[Rows from a dataset]
* start *

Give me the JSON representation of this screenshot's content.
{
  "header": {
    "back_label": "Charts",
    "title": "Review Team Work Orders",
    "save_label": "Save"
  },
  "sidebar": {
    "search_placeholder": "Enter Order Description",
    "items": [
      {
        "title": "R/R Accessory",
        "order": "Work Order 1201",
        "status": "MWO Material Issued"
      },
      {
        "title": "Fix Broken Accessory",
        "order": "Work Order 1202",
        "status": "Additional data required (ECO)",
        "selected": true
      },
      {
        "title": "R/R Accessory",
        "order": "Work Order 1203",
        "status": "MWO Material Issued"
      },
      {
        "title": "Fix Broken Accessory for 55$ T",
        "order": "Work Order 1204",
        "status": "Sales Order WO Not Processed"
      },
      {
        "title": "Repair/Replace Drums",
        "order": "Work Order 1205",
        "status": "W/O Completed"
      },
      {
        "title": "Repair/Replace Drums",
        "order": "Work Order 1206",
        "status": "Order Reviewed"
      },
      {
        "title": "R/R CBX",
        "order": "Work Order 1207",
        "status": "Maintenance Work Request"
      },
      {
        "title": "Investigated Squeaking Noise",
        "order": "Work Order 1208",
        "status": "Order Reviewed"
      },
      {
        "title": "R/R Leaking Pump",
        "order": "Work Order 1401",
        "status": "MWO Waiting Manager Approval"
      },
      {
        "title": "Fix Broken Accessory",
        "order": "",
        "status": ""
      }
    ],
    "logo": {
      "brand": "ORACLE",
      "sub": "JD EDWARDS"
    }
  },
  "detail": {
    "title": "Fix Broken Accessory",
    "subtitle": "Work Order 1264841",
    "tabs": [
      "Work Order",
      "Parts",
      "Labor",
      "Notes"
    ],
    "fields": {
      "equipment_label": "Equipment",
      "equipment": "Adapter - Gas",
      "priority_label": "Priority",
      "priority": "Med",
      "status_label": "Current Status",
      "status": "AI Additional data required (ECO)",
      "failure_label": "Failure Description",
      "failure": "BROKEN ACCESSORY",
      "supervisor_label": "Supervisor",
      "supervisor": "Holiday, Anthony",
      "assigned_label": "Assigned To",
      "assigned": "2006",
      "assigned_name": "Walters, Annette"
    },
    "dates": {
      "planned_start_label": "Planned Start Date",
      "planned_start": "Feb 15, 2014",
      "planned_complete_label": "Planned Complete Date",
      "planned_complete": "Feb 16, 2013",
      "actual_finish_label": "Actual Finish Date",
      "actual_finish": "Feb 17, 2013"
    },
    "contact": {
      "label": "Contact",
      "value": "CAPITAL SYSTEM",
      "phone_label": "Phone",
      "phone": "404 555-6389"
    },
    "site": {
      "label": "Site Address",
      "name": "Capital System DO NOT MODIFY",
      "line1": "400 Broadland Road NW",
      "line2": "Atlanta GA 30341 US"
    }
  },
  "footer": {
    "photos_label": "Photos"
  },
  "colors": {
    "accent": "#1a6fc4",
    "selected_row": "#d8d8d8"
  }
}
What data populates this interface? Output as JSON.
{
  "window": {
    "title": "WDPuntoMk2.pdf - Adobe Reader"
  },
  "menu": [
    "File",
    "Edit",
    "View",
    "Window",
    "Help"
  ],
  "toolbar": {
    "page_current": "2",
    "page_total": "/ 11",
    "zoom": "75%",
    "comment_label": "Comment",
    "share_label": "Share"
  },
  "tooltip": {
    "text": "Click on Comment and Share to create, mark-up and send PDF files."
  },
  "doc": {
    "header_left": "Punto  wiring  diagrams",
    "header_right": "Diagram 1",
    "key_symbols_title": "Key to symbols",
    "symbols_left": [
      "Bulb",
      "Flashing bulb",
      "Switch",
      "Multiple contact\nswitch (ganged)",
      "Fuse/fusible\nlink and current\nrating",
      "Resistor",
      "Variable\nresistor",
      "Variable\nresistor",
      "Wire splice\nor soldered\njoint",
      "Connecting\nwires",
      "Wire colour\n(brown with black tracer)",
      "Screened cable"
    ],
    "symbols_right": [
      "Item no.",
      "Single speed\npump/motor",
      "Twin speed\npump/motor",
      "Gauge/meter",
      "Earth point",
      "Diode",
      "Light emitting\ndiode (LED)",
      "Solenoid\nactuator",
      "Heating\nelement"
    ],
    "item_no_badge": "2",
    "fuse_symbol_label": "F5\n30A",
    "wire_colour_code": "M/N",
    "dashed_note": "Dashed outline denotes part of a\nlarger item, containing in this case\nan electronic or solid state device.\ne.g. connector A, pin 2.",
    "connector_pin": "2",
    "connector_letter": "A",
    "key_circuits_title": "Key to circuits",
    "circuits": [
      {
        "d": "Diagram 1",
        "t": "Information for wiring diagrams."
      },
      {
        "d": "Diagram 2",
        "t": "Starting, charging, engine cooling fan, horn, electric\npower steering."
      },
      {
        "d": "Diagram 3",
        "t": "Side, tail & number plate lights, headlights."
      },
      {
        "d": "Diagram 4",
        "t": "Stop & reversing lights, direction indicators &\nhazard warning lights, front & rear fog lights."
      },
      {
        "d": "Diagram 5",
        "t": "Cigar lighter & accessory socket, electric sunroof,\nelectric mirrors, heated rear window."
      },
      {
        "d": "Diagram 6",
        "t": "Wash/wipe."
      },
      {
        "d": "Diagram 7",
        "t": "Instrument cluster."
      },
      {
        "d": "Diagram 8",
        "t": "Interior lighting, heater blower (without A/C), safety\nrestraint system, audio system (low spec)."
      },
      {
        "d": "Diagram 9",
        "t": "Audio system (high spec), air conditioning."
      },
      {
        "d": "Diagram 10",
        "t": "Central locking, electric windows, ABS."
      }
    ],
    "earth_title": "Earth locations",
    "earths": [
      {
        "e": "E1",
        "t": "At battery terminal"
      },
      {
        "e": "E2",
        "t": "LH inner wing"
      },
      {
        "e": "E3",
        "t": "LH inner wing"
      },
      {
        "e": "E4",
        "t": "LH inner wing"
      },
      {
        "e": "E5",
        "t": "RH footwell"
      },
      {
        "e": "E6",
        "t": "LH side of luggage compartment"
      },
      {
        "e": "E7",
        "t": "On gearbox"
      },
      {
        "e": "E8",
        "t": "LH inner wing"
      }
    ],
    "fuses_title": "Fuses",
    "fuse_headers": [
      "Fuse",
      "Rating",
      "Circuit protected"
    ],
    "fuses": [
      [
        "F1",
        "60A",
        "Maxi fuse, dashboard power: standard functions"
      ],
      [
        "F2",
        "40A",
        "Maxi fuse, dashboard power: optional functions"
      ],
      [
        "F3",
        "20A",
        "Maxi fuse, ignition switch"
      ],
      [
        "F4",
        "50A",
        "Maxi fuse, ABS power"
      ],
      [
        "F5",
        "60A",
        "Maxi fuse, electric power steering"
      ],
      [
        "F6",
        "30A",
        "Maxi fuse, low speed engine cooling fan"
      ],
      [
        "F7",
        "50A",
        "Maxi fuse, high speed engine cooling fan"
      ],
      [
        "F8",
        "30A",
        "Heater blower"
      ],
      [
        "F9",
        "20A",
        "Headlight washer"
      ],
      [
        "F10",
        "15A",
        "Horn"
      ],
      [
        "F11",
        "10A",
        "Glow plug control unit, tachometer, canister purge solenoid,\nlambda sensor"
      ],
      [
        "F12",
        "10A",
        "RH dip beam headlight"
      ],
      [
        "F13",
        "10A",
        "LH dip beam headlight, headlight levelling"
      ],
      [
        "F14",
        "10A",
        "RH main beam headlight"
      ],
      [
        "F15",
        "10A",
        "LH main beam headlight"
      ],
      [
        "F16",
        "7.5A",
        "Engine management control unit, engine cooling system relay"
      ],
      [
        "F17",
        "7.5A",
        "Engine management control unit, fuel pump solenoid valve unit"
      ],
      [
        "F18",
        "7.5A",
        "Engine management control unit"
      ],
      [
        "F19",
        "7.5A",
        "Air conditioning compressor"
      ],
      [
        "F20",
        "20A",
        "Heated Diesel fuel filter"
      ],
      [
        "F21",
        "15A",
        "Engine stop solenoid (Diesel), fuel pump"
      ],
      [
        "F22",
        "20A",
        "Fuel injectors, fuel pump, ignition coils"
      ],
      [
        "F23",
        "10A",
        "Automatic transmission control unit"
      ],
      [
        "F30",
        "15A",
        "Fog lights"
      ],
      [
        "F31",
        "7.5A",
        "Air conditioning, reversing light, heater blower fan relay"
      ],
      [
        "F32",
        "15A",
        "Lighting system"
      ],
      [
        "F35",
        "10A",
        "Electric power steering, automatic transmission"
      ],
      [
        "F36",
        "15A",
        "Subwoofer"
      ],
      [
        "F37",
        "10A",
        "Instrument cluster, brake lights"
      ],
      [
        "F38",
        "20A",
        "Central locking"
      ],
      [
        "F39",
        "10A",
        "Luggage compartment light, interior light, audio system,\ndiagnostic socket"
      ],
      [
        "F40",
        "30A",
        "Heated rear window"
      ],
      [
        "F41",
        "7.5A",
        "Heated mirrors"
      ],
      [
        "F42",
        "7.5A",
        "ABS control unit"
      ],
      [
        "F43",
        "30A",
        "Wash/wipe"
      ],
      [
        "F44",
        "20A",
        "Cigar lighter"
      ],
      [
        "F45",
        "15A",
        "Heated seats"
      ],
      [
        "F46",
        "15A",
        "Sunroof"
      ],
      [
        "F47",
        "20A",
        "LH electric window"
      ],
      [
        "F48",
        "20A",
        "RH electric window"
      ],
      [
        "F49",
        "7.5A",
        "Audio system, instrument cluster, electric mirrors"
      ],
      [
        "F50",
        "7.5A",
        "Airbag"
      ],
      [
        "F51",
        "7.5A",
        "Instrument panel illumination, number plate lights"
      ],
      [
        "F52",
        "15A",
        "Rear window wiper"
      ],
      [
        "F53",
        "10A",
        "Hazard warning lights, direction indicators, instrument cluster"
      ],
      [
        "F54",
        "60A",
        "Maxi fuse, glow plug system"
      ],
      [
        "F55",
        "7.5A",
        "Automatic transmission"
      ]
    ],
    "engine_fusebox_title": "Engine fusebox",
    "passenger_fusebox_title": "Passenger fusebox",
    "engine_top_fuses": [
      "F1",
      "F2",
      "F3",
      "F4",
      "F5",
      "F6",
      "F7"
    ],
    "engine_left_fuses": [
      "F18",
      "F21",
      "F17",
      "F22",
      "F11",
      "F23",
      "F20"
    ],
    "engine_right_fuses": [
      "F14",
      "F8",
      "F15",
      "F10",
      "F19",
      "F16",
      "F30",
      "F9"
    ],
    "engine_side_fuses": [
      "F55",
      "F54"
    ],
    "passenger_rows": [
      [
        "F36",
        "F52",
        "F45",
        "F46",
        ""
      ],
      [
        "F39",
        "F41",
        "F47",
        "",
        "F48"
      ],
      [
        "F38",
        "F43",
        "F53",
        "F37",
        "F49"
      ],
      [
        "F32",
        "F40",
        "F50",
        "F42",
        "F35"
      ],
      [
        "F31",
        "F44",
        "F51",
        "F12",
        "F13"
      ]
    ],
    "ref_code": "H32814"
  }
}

* end *

**WHAT YOU WILL DO:** Your answer should be a single number: the count of lines in these records that hold the string "locking".

**RESULT OF THIS EXERCISE:** 2